What you will do: Each line of the data that includes the string "مطالبہ" is to be copied out.

start Data shown

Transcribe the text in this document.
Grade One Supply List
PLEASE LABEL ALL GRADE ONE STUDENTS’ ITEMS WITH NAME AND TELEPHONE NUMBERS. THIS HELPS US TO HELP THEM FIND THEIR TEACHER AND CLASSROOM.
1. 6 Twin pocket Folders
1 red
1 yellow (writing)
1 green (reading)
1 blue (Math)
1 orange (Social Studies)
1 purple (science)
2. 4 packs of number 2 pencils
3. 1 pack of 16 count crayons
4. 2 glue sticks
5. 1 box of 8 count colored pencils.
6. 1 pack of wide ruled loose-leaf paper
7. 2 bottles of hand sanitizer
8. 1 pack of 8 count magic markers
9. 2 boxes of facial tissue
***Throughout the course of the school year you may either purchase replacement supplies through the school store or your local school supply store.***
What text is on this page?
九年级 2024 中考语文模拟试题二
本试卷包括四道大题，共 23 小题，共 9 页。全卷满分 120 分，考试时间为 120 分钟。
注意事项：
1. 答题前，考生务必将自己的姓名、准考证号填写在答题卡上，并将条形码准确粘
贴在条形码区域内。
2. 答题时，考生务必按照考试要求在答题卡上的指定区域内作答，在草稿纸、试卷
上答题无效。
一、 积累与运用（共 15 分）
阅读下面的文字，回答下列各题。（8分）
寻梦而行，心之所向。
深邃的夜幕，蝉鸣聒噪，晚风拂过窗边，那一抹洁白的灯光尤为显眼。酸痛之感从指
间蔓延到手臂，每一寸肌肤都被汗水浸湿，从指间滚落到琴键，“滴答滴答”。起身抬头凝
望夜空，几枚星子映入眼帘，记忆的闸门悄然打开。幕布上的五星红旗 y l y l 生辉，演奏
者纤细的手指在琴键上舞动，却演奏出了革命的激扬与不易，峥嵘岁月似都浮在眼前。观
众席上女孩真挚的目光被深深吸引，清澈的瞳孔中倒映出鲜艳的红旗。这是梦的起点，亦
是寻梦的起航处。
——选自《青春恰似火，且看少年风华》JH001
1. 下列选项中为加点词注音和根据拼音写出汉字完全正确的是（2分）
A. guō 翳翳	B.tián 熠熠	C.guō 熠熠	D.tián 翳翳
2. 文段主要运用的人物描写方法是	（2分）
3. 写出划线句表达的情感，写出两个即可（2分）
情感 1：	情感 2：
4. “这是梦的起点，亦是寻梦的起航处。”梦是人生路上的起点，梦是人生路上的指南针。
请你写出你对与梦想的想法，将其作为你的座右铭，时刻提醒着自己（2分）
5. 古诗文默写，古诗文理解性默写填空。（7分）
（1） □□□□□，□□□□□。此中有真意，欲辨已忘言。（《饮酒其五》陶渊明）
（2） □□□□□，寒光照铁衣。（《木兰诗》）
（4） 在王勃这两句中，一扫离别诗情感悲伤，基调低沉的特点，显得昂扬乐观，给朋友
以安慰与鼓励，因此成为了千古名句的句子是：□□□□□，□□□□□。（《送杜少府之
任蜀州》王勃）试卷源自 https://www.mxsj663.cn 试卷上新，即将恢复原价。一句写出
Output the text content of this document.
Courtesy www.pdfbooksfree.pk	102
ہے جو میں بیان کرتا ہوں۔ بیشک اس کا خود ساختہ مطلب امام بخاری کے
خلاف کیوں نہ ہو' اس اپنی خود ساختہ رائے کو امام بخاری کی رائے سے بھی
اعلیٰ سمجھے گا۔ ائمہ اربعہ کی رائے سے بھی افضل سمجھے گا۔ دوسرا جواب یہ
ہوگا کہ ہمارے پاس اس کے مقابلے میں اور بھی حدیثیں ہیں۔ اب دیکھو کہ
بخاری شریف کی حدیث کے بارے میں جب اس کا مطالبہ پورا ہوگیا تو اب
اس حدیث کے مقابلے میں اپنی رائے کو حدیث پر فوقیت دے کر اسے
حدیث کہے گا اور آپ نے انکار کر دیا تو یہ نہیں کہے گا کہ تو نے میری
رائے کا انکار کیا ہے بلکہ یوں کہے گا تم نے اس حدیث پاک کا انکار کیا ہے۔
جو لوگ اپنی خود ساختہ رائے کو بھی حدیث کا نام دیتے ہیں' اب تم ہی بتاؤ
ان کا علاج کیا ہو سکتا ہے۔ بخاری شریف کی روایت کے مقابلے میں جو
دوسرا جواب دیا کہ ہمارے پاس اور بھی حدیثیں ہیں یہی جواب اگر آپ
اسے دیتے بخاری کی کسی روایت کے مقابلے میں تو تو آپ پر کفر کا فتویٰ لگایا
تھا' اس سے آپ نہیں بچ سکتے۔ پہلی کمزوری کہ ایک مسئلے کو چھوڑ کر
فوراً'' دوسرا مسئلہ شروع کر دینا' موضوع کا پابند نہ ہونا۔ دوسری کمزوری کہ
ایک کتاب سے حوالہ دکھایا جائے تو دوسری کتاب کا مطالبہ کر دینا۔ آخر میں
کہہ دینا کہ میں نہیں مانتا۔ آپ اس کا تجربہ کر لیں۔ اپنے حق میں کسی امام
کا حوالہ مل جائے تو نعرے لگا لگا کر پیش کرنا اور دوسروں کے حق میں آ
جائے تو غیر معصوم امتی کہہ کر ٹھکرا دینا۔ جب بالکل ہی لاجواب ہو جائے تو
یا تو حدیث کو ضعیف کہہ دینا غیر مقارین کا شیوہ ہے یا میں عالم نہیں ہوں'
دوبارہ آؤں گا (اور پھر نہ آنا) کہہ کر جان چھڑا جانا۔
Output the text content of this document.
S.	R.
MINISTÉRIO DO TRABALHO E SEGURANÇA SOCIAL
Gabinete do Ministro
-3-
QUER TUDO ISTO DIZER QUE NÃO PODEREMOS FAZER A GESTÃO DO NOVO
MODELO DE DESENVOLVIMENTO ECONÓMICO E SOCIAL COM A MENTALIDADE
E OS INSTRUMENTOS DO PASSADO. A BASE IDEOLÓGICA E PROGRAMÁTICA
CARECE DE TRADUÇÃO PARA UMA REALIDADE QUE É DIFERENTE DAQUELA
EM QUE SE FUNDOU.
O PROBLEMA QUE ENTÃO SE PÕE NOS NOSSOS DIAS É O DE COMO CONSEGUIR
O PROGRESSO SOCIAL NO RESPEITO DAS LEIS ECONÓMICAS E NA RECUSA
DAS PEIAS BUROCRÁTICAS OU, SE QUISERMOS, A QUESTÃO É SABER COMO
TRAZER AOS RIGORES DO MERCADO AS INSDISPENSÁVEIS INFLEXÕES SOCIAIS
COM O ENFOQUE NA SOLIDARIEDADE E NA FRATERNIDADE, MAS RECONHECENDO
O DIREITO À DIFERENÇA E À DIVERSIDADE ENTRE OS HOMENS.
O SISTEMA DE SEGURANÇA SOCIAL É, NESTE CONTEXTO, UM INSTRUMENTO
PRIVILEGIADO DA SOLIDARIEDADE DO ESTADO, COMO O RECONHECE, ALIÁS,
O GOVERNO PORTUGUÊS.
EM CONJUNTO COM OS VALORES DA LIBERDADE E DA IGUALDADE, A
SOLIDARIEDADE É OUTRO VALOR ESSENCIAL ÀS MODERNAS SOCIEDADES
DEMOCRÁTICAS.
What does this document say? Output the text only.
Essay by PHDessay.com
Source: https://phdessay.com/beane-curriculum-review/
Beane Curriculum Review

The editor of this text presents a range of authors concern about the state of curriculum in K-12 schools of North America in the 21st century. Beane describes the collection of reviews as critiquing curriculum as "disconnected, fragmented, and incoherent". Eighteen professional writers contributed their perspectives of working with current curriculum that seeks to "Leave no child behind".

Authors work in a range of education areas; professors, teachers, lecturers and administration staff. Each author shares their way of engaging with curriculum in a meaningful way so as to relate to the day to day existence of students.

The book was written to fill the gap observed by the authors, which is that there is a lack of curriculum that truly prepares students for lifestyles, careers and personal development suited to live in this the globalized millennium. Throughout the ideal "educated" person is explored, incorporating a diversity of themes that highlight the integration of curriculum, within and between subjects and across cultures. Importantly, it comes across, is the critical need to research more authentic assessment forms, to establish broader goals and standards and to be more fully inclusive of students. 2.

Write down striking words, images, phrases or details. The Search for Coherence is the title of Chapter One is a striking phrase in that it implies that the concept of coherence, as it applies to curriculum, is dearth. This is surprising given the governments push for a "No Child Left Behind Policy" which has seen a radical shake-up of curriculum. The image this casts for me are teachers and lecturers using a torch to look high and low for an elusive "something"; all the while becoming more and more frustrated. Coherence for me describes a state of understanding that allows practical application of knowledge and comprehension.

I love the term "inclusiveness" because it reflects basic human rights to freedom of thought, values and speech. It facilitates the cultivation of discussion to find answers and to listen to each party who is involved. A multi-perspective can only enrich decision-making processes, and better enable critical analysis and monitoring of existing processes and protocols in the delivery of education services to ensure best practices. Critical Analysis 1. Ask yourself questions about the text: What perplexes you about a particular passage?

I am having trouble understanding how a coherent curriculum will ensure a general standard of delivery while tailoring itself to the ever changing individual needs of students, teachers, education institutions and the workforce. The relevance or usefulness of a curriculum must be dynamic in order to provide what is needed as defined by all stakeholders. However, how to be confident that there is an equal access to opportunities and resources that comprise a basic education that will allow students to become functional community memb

end Data shown

Written answer:
بخاری شریف کی حدیث کے بارے میں جب اس کا مطالبہ پورا ہوگیا تو اب
ایک کتاب سے حوالہ دکھایا جائے تو دوسری کتاب کا مطالبہ کر دینا۔ آخر میں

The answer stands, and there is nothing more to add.